## Begin

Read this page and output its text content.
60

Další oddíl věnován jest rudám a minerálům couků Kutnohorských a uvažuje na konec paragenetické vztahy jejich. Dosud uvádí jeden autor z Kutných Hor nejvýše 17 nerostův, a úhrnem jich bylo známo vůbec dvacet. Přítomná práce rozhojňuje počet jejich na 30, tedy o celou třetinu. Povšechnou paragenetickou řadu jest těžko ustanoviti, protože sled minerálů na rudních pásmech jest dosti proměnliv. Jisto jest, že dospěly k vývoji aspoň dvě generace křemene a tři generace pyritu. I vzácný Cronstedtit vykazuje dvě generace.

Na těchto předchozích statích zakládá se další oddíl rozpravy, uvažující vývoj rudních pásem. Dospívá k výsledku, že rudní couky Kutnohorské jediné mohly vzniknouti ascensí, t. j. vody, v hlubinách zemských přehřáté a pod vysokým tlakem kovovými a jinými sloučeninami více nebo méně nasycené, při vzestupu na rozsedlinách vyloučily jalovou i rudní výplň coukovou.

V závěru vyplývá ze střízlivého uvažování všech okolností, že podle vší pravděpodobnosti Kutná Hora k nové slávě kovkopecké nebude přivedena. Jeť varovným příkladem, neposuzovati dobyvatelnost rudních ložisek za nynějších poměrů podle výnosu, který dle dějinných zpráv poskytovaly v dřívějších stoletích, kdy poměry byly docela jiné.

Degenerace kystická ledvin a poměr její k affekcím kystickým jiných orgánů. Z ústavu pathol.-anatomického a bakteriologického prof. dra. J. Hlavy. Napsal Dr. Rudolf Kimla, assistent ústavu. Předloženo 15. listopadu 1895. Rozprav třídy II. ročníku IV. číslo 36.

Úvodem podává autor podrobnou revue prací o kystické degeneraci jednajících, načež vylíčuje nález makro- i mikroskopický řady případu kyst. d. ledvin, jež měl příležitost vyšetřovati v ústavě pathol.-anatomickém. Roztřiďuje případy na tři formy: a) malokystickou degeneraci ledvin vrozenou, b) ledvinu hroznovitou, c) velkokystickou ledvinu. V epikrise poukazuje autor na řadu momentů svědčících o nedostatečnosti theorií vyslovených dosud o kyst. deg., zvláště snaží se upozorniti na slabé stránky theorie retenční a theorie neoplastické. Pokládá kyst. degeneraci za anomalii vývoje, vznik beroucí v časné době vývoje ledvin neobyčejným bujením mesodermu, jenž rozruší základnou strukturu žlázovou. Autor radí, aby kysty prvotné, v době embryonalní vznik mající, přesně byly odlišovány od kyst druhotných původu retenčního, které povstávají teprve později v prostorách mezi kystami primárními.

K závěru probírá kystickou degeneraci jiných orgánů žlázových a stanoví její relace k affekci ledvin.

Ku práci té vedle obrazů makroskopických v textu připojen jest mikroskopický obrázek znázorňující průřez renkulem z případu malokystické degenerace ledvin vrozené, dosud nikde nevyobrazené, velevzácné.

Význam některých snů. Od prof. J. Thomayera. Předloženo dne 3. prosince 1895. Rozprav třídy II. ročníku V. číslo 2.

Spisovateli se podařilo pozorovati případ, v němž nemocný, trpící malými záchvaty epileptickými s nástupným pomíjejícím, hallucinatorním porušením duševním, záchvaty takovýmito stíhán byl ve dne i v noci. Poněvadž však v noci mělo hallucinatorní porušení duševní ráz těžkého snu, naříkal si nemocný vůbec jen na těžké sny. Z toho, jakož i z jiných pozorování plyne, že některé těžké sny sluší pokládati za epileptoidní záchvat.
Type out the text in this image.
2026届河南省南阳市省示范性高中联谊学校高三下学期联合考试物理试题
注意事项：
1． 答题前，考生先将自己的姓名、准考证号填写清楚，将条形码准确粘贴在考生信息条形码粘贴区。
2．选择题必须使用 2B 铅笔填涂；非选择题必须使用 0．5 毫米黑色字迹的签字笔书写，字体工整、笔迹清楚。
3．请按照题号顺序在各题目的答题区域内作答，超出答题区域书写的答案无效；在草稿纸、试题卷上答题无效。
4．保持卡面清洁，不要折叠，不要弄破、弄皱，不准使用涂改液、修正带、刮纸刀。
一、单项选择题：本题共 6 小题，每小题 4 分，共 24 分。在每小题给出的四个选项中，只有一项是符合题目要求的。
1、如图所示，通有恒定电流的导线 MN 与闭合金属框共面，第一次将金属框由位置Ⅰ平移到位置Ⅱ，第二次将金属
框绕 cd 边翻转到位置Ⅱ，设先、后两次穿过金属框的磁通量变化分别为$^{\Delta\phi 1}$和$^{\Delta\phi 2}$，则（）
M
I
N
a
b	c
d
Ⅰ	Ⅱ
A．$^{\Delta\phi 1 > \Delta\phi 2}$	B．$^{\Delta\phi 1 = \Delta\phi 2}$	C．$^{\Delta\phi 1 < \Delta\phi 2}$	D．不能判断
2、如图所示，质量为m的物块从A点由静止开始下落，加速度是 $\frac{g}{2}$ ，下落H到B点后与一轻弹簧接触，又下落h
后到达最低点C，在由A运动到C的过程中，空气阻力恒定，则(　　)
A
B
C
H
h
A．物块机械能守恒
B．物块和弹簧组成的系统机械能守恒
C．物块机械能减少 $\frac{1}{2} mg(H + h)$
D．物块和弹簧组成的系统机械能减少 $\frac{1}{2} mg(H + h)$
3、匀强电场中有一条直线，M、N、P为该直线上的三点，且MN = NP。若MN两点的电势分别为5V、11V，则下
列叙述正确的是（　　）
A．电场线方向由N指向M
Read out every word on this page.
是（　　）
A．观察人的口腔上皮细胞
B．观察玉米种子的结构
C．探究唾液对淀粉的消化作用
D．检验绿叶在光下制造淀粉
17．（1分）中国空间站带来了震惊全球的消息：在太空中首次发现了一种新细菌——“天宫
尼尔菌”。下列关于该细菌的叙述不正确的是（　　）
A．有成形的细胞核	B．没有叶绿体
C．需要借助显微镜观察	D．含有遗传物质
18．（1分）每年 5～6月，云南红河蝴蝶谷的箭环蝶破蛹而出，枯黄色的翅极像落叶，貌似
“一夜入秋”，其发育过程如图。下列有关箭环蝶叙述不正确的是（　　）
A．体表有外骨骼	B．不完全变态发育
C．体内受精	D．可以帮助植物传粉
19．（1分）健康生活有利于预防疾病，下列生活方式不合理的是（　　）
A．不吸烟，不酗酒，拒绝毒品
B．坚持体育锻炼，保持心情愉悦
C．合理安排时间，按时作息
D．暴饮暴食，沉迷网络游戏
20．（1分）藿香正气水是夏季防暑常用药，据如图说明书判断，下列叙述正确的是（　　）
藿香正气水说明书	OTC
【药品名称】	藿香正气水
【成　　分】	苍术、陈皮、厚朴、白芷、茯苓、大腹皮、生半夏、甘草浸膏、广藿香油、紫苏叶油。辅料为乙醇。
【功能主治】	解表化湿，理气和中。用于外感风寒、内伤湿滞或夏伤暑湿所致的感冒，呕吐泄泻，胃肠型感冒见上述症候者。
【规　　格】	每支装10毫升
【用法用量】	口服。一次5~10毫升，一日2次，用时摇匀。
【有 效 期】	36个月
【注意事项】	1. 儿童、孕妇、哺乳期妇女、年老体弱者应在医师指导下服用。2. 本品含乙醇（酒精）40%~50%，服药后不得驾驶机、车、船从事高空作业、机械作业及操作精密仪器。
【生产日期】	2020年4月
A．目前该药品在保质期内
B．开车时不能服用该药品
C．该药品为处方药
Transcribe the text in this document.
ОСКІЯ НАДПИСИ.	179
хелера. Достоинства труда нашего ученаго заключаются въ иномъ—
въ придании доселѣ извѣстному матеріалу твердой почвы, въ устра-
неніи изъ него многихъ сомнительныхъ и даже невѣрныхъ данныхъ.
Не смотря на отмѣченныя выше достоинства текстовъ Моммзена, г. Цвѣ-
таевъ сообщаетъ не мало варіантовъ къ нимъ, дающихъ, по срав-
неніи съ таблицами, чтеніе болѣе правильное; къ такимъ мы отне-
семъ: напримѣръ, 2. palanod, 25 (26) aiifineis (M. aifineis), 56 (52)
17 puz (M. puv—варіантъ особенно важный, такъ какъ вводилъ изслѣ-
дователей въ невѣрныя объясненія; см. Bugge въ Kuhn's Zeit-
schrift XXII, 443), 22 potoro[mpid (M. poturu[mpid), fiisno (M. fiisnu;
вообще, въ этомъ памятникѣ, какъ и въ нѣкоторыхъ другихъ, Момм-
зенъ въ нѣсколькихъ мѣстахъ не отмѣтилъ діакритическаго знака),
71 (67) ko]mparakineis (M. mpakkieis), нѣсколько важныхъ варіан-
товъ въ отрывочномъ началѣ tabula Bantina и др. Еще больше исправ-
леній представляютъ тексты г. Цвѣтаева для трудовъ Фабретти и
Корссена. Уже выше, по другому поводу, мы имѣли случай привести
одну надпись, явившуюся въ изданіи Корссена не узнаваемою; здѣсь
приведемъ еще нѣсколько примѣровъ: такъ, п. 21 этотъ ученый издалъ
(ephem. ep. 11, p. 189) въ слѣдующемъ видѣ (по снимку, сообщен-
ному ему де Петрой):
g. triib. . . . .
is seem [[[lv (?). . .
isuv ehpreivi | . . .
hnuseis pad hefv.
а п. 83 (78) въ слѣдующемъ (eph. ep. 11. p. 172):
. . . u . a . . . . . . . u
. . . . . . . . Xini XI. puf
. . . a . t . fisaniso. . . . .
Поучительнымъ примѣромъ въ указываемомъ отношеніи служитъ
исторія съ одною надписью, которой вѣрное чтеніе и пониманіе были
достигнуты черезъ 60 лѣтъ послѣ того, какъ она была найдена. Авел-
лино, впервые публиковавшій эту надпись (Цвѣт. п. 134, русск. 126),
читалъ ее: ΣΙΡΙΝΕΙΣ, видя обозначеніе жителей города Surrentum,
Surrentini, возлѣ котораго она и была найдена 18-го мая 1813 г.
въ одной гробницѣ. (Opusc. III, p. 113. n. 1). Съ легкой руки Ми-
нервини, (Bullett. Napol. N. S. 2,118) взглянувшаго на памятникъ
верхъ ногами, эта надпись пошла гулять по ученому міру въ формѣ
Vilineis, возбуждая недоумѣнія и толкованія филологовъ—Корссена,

## End

GIVEN INSTRUCTION:
Find how many lines include the string "Корссена" and report that number alone.

RESULT OF THE EXERCISE:
3